[REQUEST] Each entry must appear again exactly as it does in the source.

---------- RECORDED INFORMATION ----------

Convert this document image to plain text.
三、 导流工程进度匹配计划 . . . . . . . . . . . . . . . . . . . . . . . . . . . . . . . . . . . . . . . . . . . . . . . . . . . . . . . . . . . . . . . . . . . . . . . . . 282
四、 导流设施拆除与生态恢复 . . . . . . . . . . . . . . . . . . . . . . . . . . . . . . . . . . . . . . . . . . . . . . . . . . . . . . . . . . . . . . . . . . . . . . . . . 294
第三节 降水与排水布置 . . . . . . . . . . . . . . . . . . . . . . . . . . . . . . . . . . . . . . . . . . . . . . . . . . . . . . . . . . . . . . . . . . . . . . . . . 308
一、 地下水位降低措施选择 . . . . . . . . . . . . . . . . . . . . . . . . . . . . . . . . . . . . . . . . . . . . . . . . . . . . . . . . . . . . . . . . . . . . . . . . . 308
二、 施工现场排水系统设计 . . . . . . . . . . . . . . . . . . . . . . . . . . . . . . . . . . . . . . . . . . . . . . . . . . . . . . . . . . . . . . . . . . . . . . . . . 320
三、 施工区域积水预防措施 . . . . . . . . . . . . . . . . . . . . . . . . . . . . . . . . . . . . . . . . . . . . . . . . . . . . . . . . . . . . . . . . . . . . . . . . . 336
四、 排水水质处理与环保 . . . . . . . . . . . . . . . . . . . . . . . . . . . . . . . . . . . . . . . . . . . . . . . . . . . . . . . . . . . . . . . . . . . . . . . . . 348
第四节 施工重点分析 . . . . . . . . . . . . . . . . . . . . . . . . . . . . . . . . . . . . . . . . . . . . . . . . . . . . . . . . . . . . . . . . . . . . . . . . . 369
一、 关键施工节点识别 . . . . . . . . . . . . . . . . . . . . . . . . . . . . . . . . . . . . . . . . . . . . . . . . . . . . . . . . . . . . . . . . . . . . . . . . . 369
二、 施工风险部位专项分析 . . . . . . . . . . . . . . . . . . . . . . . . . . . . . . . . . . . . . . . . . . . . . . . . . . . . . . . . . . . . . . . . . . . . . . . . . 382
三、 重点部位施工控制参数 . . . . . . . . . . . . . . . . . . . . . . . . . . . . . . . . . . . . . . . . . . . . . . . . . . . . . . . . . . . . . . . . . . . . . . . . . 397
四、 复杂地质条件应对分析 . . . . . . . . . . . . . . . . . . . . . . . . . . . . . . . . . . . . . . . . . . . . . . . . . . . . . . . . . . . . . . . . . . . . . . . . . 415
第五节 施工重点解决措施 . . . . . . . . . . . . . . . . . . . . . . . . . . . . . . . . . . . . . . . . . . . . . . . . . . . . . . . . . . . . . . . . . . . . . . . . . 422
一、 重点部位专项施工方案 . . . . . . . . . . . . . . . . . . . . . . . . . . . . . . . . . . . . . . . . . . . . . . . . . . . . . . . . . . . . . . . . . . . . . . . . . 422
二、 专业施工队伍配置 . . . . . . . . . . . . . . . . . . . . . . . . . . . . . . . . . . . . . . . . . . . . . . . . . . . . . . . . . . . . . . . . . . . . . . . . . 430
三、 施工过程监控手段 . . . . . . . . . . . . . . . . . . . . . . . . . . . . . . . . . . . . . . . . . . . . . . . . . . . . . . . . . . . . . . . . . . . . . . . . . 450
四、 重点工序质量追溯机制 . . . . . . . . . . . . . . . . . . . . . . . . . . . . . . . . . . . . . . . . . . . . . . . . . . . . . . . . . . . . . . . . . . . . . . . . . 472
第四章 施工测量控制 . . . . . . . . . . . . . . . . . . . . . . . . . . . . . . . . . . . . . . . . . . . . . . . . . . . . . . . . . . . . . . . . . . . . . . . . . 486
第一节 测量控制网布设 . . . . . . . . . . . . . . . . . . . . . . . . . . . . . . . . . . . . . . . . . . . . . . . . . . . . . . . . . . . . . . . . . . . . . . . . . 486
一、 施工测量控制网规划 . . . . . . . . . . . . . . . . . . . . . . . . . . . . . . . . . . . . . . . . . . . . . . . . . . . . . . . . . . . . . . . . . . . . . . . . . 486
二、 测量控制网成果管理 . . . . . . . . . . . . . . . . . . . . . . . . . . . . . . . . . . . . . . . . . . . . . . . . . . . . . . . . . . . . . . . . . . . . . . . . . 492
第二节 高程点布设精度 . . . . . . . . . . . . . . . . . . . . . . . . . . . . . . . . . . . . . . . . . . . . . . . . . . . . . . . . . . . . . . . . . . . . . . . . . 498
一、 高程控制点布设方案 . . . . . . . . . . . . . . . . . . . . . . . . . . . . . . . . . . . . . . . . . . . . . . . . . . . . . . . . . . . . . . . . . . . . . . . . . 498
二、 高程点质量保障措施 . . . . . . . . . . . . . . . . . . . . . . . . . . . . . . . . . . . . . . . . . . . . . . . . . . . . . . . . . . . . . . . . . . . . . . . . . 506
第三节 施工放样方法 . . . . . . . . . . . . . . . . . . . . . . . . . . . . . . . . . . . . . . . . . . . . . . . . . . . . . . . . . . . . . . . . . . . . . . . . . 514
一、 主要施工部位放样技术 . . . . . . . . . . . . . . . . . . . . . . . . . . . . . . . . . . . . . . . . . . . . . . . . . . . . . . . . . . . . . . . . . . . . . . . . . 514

----------

[REPLY]
Convert this document image to plain text.
三、 导流工程进度匹配计划 . . . . . . . . . . . . . . . . . . . . . . . . . . . . . . . . . . . . . . . . . . . . . . . . . . . . . . . . . . . . . . . . . . . . . . . . . 282
四、 导流设施拆除与生态恢复 . . . . . . . . . . . . . . . . . . . . . . . . . . . . . . . . . . . . . . . . . . . . . . . . . . . . . . . . . . . . . . . . . . . . . . . . . 294
第三节 降水与排水布置 . . . . . . . . . . . . . . . . . . . . . . . . . . . . . . . . . . . . . . . . . . . . . . . . . . . . . . . . . . . . . . . . . . . . . . . . . 308
一、 地下水位降低措施选择 . . . . . . . . . . . . . . . . . . . . . . . . . . . . . . . . . . . . . . . . . . . . . . . . . . . . . . . . . . . . . . . . . . . . . . . . . 308
二、 施工现场排水系统设计 . . . . . . . . . . . . . . . . . . . . . . . . . . . . . . . . . . . . . . . . . . . . . . . . . . . . . . . . . . . . . . . . . . . . . . . . . 320
三、 施工区域积水预防措施 . . . . . . . . . . . . . . . . . . . . . . . . . . . . . . . . . . . . . . . . . . . . . . . . . . . . . . . . . . . . . . . . . . . . . . . . . 336
四、 排水水质处理与环保 . . . . . . . . . . . . . . . . . . . . . . . . . . . . . . . . . . . . . . . . . . . . . . . . . . . . . . . . . . . . . . . . . . . . . . . . . 348
第四节 施工重点分析 . . . . . . . . . . . . . . . . . . . . . . . . . . . . . . . . . . . . . . . . . . . . . . . . . . . . . . . . . . . . . . . . . . . . . . . . . 369
一、 关键施工节点识别 . . . . . . . . . . . . . . . . . . . . . . . . . . . . . . . . . . . . . . . . . . . . . . . . . . . . . . . . . . . . . . . . . . . . . . . . . 369
二、 施工风险部位专项分析 . . . . . . . . . . . . . . . . . . . . . . . . . . . . . . . . . . . . . . . . . . . . . . . . . . . . . . . . . . . . . . . . . . . . . . . . . 382
三、 重点部位施工控制参数 . . . . . . . . . . . . . . . . . . . . . . . . . . . . . . . . . . . . . . . . . . . . . . . . . . . . . . . . . . . . . . . . . . . . . . . . . 397
四、 复杂地质条件应对分析 . . . . . . . . . . . . . . . . . . . . . . . . . . . . . . . . . . . . . . . . . . . . . . . . . . . . . . . . . . . . . . . . . . . . . . . . . 415
第五节 施工重点解决措施 . . . . . . . . . . . . . . . . . . . . . . . . . . . . . . . . . . . . . . . . . . . . . . . . . . . . . . . . . . . . . . . . . . . . . . . . . 422
一、 重点部位专项施工方案 . . . . . . . . . . . . . . . . . . . . . . . . . . . . . . . . . . . . . . . . . . . . . . . . . . . . . . . . . . . . . . . . . . . . . . . . . 422
二、 专业施工队伍配置 . . . . . . . . . . . . . . . . . . . . . . . . . . . . . . . . . . . . . . . . . . . . . . . . . . . . . . . . . . . . . . . . . . . . . . . . . 430
三、 施工过程监控手段 . . . . . . . . . . . . . . . . . . . . . . . . . . . . . . . . . . . . . . . . . . . . . . . . . . . . . . . . . . . . . . . . . . . . . . . . . 450
四、 重点工序质量追溯机制 . . . . . . . . . . . . . . . . . . . . . . . . . . . . . . . . . . . . . . . . . . . . . . . . . . . . . . . . . . . . . . . . . . . . . . . . . 472
第四章 施工测量控制 . . . . . . . . . . . . . . . . . . . . . . . . . . . . . . . . . . . . . . . . . . . . . . . . . . . . . . . . . . . . . . . . . . . . . . . . . 486
第一节 测量控制网布设 . . . . . . . . . . . . . . . . . . . . . . . . . . . . . . . . . . . . . . . . . . . . . . . . . . . . . . . . . . . . . . . . . . . . . . . . . 486
一、 施工测量控制网规划 . . . . . . . . . . . . . . . . . . . . . . . . . . . . . . . . . . . . . . . . . . . . . . . . . . . . . . . . . . . . . . . . . . . . . . . . . 486
二、 测量控制网成果管理 . . . . . . . . . . . . . . . . . . . . . . . . . . . . . . . . . . . . . . . . . . . . . . . . . . . . . . . . . . . . . . . . . . . . . . . . . 492
第二节 高程点布设精度 . . . . . . . . . . . . . . . . . . . . . . . . . . . . . . . . . . . . . . . . . . . . . . . . . . . . . . . . . . . . . . . . . . . . . . . . . 498
一、 高程控制点布设方案 . . . . . . . . . . . . . . . . . . . . . . . . . . . . . . . . . . . . . . . . . . . . . . . . . . . . . . . . . . . . . . . . . . . . . . . . . 498
二、 高程点质量保障措施 . . . . . . . . . . . . . . . . . . . . . . . . . . . . . . . . . . . . . . . . . . . . . . . . . . . . . . . . . . . . . . . . . . . . . . . . . 506
第三节 施工放样方法 . . . . . . . . . . . . . . . . . . . . . . . . . . . . . . . . . . . . . . . . . . . . . . . . . . . . . . . . . . . . . . . . . . . . . . . . . 514
一、 主要施工部位放样技术 . . . . . . . . . . . . . . . . . . . . . . . . . . . . . . . . . . . . . . . . . . . . . . . . . . . . . . . . . . . . . . . . . . . . . . . . . 514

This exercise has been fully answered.